EXCERPT.
# # # #
The behavior of the oops I've experienced has changed with each different
kernel. I started with 2.6.8, then moved to 2.6.10 and now 2.6.11. I believe
they are related, but have no definitive data to demonstrate this.

2.6.8 & 2.6.10 were similar in the there would be the following displayed to
the console (from a 2.6.10 kern.log):

May  1 11:05:49 localhost kernel: scheduling while atomic:
swapper/0x00000101/0
May  1 11:05:50 localhost kernel:  [schedule+1318/1328] schedule+0x526/0x530
May  1 11:05:50 localhost kernel:  [default_idle+0/64] default_idle+0x0/0x40
May  1 11:05:50 localhost kernel:  [cpu_idle+92/96] cpu_idle+0x5c/0x60
May  1 11:05:50 localhost kernel:  [start_kernel+320/368]
start_kernel+0x140/0x170

If I recall correctly, the 2.6.8 kernel had different memory offsets, and
didn't include the function names. It wasn't until 2.6.10 that I actually
saw function names with the memory address offsets. The system would be
halted, but as I pressed the <return>  on the console keyboard, the above
messages would stream repeatedly to the console. If I kept hitting the
<return> after the streaming stopped, the machine would ultimately complete
shutdown and reboot.
# # # #
INSTRUCTIONS FOR THE TASK. Carry the kernel oops report above on past its final sentence.

(Document layout analysis data)
# # # #
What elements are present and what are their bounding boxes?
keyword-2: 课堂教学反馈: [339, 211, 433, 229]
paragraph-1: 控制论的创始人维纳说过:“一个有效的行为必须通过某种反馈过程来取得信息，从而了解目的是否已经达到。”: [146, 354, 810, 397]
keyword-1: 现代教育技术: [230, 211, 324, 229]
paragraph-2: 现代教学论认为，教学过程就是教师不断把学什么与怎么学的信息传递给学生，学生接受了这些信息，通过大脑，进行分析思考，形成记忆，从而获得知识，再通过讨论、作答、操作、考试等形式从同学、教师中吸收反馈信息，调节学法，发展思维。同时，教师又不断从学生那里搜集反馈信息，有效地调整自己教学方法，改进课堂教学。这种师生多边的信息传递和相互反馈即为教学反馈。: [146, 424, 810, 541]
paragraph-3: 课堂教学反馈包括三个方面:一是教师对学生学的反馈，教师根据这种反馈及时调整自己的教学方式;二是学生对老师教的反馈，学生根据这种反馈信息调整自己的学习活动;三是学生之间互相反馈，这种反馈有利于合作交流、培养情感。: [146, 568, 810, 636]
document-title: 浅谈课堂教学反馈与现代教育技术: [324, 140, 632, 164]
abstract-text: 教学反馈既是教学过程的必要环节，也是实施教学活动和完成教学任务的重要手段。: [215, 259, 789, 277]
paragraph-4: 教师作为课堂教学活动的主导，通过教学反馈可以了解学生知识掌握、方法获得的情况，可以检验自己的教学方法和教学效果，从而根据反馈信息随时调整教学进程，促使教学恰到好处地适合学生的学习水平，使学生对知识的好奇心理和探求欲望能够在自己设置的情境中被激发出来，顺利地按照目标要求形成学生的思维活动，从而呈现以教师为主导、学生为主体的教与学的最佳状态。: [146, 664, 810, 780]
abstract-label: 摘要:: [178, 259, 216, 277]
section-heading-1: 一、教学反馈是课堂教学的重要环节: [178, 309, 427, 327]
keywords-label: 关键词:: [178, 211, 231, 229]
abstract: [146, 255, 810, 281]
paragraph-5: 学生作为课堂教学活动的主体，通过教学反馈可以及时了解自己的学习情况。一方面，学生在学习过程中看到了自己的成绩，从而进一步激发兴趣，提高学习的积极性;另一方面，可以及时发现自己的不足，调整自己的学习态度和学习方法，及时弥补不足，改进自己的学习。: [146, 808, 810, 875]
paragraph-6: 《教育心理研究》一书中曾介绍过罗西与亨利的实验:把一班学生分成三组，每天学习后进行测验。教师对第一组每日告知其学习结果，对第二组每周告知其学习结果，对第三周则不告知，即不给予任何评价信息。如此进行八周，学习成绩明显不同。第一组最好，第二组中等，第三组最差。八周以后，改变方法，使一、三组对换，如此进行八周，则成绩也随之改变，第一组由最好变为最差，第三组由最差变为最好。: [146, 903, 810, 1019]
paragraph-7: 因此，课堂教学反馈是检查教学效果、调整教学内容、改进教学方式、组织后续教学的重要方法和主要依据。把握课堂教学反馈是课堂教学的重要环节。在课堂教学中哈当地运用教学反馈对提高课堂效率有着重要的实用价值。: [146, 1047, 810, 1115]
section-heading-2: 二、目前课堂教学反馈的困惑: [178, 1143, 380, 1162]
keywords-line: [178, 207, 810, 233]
# # # #
EXPECTED OUTPUT.
Another symptom that have persisted through all 2.6.x kernels has been that,
upon reboot, the kernel sometimes freezes after the following messages:

May 15 23:41:43 localhost kernel: RocketPort device driver module, version
2.09, 12-June-2003
May 15 23:41:43 localhost kernel: ACPI: PCI Interrupt Link [LNKB] enabled at
IRQ 12
May 15 23:41:43 localhost kernel: PCI: setting IRQ 12 as level-triggered
May 15 23:41:43 localhost kernel: ACPI: PCI interrupt 0000:00:14.0[A] -> GSI
12 (level, low) -> IRQ 12

successful reboot continues with the following statement:

May 15 23:41:43 localhost kernel: Comtrol PCI controller #0 ID 0x5 found in
bus:slot:fn 0000:00:14.0 at address ec00, 1 AIOP(s) (RocketPort 8 port
w/octa cable)

So their appears to be a possible issue resetting\probing the PCI bus
(timing issue?) at reboot.
..

With the 2.6.11 kernel, I believe I enabled some of the kernel debugging
options (or they default to on in the kernel-source package). So now the
system halts at the panic and dumps the callstack, etc.. Unfortunately, this
datadump isn't written to disk (or I can't figure out how to make it write).
It just recurred after ~24 hrs moments ago, and I confirmed that all the
callstack addresses and cpu registers were identical to my original post.

So I don't know if this current 2.6.11 bug is the same as the "scheduling
while atomic" issue I experienced in 2.6.8 and 2.6.10.